* start Data excerpts *

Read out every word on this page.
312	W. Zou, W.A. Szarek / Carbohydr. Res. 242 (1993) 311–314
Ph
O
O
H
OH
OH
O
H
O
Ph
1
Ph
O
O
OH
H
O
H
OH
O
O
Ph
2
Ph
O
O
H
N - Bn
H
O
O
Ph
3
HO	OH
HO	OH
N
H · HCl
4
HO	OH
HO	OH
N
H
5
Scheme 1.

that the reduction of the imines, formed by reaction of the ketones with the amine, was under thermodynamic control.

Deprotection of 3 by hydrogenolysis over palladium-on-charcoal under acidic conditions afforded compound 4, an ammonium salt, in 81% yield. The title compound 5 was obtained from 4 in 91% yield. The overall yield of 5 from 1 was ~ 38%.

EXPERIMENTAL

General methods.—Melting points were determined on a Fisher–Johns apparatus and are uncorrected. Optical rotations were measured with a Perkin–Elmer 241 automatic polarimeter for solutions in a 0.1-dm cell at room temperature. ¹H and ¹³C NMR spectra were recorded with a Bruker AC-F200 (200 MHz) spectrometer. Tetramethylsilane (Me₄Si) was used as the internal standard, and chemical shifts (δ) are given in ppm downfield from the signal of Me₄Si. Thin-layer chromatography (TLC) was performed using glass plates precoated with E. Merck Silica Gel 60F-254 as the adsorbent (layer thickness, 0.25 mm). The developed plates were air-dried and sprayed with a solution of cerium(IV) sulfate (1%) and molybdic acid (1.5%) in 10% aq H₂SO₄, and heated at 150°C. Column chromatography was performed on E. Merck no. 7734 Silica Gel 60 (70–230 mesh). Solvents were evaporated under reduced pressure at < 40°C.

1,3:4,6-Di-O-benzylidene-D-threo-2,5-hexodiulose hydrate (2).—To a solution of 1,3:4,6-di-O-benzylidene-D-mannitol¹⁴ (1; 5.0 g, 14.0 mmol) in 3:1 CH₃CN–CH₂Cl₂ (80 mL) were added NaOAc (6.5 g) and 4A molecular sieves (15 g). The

* end Data excerpts *

— Exercise description —
Gather every line containing the word "with" and copy it.

— Exercise solution —
that the reduction of the imines, formed by reaction of the ketones with the amine, was under thermodynamic control.
General methods.—Melting points were determined on a Fisher–Johns apparatus and are uncorrected. Optical rotations were measured with a Perkin–Elmer 241 automatic polarimeter for solutions in a 0.1-dm cell at room temperature. ¹H and ¹³C NMR spectra were recorded with a Bruker AC-F200 (200 MHz) spectrometer. Tetramethylsilane (Me₄Si) was used as the internal standard, and chemical shifts (δ) are given in ppm downfield from the signal of Me₄Si. Thin-layer chromatography (TLC) was performed using glass plates precoated with E. Merck Silica Gel 60F-254 as the adsorbent (layer thickness, 0.25 mm). The developed plates were air-dried and sprayed with a solution of cerium(IV) sulfate (1%) and molybdic acid (1.5%) in 10% aq H₂SO₄, and heated at 150°C. Column chromatography was performed on E. Merck no. 7734 Silica Gel 60 (70–230 mesh). Solvents were evaporated under reduced pressure at < 40°C.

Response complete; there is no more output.